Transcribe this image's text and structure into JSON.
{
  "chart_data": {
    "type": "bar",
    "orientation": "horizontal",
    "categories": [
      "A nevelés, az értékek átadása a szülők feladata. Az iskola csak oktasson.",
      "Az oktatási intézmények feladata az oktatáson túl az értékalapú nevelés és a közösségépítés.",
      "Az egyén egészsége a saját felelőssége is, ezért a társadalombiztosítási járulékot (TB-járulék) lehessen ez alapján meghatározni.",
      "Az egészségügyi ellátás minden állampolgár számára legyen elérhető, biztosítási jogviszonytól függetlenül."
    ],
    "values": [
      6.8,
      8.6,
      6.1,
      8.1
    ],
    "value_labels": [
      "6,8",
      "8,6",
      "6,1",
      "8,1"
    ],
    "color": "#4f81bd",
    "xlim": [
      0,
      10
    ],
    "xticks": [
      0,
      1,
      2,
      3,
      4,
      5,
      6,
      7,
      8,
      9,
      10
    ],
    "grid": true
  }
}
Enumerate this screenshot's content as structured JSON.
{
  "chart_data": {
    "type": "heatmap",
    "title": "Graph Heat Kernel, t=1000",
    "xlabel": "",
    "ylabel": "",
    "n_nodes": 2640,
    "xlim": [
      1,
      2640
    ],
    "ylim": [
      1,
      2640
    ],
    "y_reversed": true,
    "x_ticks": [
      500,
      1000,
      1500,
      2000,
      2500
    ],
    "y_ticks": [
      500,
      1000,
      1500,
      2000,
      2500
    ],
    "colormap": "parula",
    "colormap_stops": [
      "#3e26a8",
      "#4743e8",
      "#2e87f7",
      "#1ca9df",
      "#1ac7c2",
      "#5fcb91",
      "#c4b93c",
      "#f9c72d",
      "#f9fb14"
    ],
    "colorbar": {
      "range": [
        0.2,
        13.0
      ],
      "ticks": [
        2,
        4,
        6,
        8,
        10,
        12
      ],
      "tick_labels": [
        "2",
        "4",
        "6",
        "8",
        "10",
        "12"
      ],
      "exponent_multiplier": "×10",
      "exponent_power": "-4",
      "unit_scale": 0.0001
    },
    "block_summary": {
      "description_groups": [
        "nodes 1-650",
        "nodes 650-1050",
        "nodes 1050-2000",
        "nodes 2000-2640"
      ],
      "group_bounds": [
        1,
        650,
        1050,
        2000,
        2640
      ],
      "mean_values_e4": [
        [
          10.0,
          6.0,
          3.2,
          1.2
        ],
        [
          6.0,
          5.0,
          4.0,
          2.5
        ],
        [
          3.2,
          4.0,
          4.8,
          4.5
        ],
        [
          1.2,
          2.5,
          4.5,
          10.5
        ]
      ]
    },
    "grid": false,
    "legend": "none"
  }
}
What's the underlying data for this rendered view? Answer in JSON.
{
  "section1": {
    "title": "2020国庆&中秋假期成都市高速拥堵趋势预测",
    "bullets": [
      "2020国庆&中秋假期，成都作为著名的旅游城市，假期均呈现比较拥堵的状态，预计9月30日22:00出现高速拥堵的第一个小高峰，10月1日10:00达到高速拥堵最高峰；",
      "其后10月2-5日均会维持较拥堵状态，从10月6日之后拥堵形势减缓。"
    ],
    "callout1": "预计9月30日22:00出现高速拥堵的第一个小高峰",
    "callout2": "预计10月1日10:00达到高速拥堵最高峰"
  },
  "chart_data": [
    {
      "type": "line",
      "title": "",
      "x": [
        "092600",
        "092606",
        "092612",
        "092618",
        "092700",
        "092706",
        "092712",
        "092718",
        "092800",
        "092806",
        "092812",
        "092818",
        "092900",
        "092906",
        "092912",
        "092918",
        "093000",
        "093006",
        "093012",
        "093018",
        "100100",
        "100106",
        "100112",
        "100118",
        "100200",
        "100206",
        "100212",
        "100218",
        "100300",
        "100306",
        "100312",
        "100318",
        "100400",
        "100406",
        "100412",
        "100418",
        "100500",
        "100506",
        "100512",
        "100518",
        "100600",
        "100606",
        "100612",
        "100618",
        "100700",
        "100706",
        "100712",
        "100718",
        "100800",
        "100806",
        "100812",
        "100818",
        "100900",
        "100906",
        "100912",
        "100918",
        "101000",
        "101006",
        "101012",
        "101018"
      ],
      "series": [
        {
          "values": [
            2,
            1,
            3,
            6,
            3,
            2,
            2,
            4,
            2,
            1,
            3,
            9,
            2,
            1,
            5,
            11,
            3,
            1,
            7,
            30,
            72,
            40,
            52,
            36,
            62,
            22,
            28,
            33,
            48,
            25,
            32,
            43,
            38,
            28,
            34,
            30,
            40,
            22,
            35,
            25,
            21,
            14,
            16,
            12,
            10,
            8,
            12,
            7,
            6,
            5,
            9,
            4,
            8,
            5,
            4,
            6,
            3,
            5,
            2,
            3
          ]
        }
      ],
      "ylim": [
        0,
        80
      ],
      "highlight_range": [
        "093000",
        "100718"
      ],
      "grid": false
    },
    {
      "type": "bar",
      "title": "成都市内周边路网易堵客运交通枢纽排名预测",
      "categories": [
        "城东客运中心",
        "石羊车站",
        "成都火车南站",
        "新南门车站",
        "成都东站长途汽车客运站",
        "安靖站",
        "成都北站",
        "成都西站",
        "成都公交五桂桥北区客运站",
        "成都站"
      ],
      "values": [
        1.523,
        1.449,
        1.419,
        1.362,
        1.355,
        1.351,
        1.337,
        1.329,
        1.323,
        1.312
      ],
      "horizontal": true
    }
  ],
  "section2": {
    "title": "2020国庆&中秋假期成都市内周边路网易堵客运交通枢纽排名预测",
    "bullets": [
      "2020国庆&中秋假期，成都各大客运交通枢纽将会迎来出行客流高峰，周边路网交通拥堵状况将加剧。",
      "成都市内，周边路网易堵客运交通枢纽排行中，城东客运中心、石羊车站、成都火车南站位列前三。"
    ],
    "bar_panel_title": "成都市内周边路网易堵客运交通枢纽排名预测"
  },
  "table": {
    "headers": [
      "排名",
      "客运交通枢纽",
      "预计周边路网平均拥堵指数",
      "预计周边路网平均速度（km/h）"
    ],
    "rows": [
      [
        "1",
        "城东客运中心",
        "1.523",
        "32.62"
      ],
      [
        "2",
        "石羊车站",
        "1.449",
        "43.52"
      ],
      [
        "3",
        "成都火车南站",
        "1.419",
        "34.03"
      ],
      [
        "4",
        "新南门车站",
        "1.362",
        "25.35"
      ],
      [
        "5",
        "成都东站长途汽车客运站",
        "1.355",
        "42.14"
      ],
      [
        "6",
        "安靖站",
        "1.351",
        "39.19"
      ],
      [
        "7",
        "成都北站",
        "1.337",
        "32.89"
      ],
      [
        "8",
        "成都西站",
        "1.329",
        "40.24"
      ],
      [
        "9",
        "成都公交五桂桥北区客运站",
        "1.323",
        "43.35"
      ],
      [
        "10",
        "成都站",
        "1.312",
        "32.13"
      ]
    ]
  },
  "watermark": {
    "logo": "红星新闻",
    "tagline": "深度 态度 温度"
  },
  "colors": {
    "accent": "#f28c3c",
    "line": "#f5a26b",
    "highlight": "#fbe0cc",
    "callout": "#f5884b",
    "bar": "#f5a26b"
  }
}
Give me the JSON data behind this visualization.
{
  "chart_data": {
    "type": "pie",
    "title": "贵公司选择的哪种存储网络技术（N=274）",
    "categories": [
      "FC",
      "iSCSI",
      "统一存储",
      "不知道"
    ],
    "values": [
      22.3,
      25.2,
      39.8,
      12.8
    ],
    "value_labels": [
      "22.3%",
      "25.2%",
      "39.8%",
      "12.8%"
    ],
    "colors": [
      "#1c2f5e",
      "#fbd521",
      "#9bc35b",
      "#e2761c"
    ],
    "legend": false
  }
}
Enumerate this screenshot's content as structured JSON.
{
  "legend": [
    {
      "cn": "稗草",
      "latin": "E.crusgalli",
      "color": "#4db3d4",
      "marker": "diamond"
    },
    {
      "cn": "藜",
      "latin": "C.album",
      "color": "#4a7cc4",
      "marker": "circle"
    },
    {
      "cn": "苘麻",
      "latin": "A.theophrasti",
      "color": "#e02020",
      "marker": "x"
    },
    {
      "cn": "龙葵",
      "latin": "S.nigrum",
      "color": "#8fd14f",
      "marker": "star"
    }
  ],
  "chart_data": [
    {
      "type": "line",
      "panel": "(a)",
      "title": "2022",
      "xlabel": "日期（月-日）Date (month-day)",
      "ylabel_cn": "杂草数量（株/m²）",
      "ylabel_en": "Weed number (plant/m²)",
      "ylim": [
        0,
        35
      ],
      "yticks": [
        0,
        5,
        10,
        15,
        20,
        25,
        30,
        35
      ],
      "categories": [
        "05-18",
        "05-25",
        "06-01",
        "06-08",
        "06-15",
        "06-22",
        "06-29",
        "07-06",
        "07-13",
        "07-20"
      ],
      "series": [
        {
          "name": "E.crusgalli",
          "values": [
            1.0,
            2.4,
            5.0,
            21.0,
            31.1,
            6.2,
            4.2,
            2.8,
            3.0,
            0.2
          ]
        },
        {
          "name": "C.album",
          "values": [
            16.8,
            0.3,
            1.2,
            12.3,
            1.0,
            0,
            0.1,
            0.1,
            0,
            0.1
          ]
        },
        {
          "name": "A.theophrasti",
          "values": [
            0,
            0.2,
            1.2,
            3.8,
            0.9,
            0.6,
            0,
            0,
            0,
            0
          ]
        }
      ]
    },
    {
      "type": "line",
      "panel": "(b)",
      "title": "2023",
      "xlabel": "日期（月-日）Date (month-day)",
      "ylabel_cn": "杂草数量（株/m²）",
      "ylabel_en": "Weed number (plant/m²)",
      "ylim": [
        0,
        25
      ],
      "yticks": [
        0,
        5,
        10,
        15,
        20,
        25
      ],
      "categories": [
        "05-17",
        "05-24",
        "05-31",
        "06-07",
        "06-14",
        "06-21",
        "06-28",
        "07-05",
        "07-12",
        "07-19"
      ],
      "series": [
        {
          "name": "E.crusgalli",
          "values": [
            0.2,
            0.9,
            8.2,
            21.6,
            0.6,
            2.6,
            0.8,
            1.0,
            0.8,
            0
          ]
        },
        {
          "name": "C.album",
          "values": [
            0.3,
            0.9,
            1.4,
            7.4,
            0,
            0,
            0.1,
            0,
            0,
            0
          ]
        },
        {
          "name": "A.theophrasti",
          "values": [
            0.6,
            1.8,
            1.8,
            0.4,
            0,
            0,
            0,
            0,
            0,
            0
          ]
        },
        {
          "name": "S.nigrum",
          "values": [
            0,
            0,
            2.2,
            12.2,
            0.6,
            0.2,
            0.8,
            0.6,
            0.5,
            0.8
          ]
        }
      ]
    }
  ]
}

** WHAT YOU NEED TO DO **
Scan the material and collect every line that contains "horizontal".

** RESPONSE TO THE EXERCISE **
    "orientation": "horizontal",
      "horizontal": true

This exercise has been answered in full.